Extracted records
....
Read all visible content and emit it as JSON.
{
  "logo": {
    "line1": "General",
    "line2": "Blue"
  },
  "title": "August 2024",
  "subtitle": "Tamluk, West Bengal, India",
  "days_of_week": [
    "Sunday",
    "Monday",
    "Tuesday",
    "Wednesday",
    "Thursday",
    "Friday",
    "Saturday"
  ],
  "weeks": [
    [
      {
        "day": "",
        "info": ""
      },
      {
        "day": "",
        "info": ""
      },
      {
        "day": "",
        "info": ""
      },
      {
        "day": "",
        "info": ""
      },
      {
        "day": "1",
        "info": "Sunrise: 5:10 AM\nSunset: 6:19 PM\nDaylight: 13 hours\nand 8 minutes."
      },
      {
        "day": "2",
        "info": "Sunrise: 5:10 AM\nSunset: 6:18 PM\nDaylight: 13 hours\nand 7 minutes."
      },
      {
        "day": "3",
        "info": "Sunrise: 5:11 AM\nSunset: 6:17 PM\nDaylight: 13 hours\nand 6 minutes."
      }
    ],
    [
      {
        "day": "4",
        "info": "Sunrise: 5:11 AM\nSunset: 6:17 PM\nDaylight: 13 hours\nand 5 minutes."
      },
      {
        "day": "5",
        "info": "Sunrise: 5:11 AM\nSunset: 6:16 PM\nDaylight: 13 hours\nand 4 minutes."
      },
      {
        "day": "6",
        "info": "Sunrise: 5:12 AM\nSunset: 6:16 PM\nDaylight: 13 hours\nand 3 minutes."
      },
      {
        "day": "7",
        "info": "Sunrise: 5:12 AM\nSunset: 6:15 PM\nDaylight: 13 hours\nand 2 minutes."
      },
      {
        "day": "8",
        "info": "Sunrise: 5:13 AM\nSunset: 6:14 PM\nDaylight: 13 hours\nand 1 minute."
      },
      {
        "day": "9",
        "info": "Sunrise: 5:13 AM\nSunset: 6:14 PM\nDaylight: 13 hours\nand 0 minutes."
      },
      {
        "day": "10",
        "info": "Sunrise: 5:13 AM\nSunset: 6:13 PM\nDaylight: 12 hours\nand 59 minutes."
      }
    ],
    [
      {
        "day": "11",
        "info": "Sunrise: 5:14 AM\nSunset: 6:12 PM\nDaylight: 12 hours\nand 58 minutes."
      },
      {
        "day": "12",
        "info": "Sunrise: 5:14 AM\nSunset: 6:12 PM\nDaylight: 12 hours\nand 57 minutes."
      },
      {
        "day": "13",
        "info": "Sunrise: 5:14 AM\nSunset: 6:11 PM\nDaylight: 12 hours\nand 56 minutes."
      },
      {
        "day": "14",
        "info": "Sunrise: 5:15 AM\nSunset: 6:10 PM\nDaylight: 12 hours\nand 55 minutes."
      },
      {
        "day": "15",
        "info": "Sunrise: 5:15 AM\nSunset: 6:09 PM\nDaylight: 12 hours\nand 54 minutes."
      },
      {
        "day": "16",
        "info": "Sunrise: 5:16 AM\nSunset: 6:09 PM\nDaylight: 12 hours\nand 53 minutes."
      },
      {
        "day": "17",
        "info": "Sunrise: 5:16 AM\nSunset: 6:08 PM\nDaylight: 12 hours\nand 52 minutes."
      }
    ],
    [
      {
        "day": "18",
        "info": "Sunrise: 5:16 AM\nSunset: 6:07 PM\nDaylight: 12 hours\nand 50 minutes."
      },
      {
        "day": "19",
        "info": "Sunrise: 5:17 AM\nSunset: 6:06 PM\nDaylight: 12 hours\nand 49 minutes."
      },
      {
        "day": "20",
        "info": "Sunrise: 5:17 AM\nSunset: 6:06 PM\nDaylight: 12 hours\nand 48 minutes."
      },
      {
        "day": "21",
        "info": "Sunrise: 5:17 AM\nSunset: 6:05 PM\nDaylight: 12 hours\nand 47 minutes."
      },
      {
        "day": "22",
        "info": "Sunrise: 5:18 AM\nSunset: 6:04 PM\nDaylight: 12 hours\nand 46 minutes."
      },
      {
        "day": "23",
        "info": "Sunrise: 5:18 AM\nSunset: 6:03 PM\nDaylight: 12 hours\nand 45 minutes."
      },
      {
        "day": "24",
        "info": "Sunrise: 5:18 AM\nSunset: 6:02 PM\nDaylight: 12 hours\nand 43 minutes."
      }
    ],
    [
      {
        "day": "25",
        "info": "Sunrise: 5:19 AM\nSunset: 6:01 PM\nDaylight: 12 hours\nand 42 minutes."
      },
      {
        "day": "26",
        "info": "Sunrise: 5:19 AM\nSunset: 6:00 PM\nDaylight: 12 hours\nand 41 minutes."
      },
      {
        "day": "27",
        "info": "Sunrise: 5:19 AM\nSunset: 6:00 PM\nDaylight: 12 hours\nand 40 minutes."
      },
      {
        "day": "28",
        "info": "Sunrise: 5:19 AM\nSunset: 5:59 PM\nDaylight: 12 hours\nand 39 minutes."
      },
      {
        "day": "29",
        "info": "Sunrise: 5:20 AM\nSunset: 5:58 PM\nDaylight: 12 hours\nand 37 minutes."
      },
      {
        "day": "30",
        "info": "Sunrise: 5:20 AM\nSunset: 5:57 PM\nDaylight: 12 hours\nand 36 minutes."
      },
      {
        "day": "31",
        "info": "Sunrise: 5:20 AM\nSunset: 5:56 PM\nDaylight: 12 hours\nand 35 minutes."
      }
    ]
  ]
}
....
## What is being asked
Go through the material above line by line and copy it exactly.

## Result for this task
Read all visible content and emit it as JSON.
{
  "logo": {
    "line1": "General",
    "line2": "Blue"
  },
  "title": "August 2024",
  "subtitle": "Tamluk, West Bengal, India",
  "days_of_week": [
    "Sunday",
    "Monday",
    "Tuesday",
    "Wednesday",
    "Thursday",
    "Friday",
    "Saturday"
  ],
  "weeks": [
    [
      {
        "day": "",
        "info": ""
      },
      {
        "day": "",
        "info": ""
      },
      {
        "day": "",
        "info": ""
      },
      {
        "day": "",
        "info": ""
      },
      {
        "day": "1",
        "info": "Sunrise: 5:10 AM\nSunset: 6:19 PM\nDaylight: 13 hours\nand 8 minutes."
      },
      {
        "day": "2",
        "info": "Sunrise: 5:10 AM\nSunset: 6:18 PM\nDaylight: 13 hours\nand 7 minutes."
      },
      {
        "day": "3",
        "info": "Sunrise: 5:11 AM\nSunset: 6:17 PM\nDaylight: 13 hours\nand 6 minutes."
      }
    ],
    [
      {
        "day": "4",
        "info": "Sunrise: 5:11 AM\nSunset: 6:17 PM\nDaylight: 13 hours\nand 5 minutes."
      },
      {
        "day": "5",
        "info": "Sunrise: 5:11 AM\nSunset: 6:16 PM\nDaylight: 13 hours\nand 4 minutes."
      },
      {
        "day": "6",
        "info": "Sunrise: 5:12 AM\nSunset: 6:16 PM\nDaylight: 13 hours\nand 3 minutes."
      },
      {
        "day": "7",
        "info": "Sunrise: 5:12 AM\nSunset: 6:15 PM\nDaylight: 13 hours\nand 2 minutes."
      },
      {
        "day": "8",
        "info": "Sunrise: 5:13 AM\nSunset: 6:14 PM\nDaylight: 13 hours\nand 1 minute."
      },
      {
        "day": "9",
        "info": "Sunrise: 5:13 AM\nSunset: 6:14 PM\nDaylight: 13 hours\nand 0 minutes."
      },
      {
        "day": "10",
        "info": "Sunrise: 5:13 AM\nSunset: 6:13 PM\nDaylight: 12 hours\nand 59 minutes."
      }
    ],
    [
      {
        "day": "11",
        "info": "Sunrise: 5:14 AM\nSunset: 6:12 PM\nDaylight: 12 hours\nand 58 minutes."
      },
      {
        "day": "12",
        "info": "Sunrise: 5:14 AM\nSunset: 6:12 PM\nDaylight: 12 hours\nand 57 minutes."
      },
      {
        "day": "13",
        "info": "Sunrise: 5:14 AM\nSunset: 6:11 PM\nDaylight: 12 hours\nand 56 minutes."
      },
      {
        "day": "14",
        "info": "Sunrise: 5:15 AM\nSunset: 6:10 PM\nDaylight: 12 hours\nand 55 minutes."
      },
      {
        "day": "15",
        "info": "Sunrise: 5:15 AM\nSunset: 6:09 PM\nDaylight: 12 hours\nand 54 minutes."
      },
      {
        "day": "16",
        "info": "Sunrise: 5:16 AM\nSunset: 6:09 PM\nDaylight: 12 hours\nand 53 minutes."
      },
      {
        "day": "17",
        "info": "Sunrise: 5:16 AM\nSunset: 6:08 PM\nDaylight: 12 hours\nand 52 minutes."
      }
    ],
    [
      {
        "day": "18",
        "info": "Sunrise: 5:16 AM\nSunset: 6:07 PM\nDaylight: 12 hours\nand 50 minutes."
      },
      {
        "day": "19",
        "info": "Sunrise: 5:17 AM\nSunset: 6:06 PM\nDaylight: 12 hours\nand 49 minutes."
      },
      {
        "day": "20",
        "info": "Sunrise: 5:17 AM\nSunset: 6:06 PM\nDaylight: 12 hours\nand 48 minutes."
      },
      {
        "day": "21",
        "info": "Sunrise: 5:17 AM\nSunset: 6:05 PM\nDaylight: 12 hours\nand 47 minutes."
      },
      {
        "day": "22",
        "info": "Sunrise: 5:18 AM\nSunset: 6:04 PM\nDaylight: 12 hours\nand 46 minutes."
      },
      {
        "day": "23",
        "info": "Sunrise: 5:18 AM\nSunset: 6:03 PM\nDaylight: 12 hours\nand 45 minutes."
      },
      {
        "day": "24",
        "info": "Sunrise: 5:18 AM\nSunset: 6:02 PM\nDaylight: 12 hours\nand 43 minutes."
      }
    ],
    [
      {
        "day": "25",
        "info": "Sunrise: 5:19 AM\nSunset: 6:01 PM\nDaylight: 12 hours\nand 42 minutes."
      },
      {
        "day": "26",
        "info": "Sunrise: 5:19 AM\nSunset: 6:00 PM\nDaylight: 12 hours\nand 41 minutes."
      },
      {
        "day": "27",
        "info": "Sunrise: 5:19 AM\nSunset: 6:00 PM\nDaylight: 12 hours\nand 40 minutes."
      },
      {
        "day": "28",
        "info": "Sunrise: 5:19 AM\nSunset: 5:59 PM\nDaylight: 12 hours\nand 39 minutes."
      },
      {
        "day": "29",
        "info": "Sunrise: 5:20 AM\nSunset: 5:58 PM\nDaylight: 12 hours\nand 37 minutes."
      },
      {
        "day": "30",
        "info": "Sunrise: 5:20 AM\nSunset: 5:57 PM\nDaylight: 12 hours\nand 36 minutes."
      },
      {
        "day": "31",
        "info": "Sunrise: 5:20 AM\nSunset: 5:56 PM\nDaylight: 12 hours\nand 35 minutes."
      }
    ]
  ]
}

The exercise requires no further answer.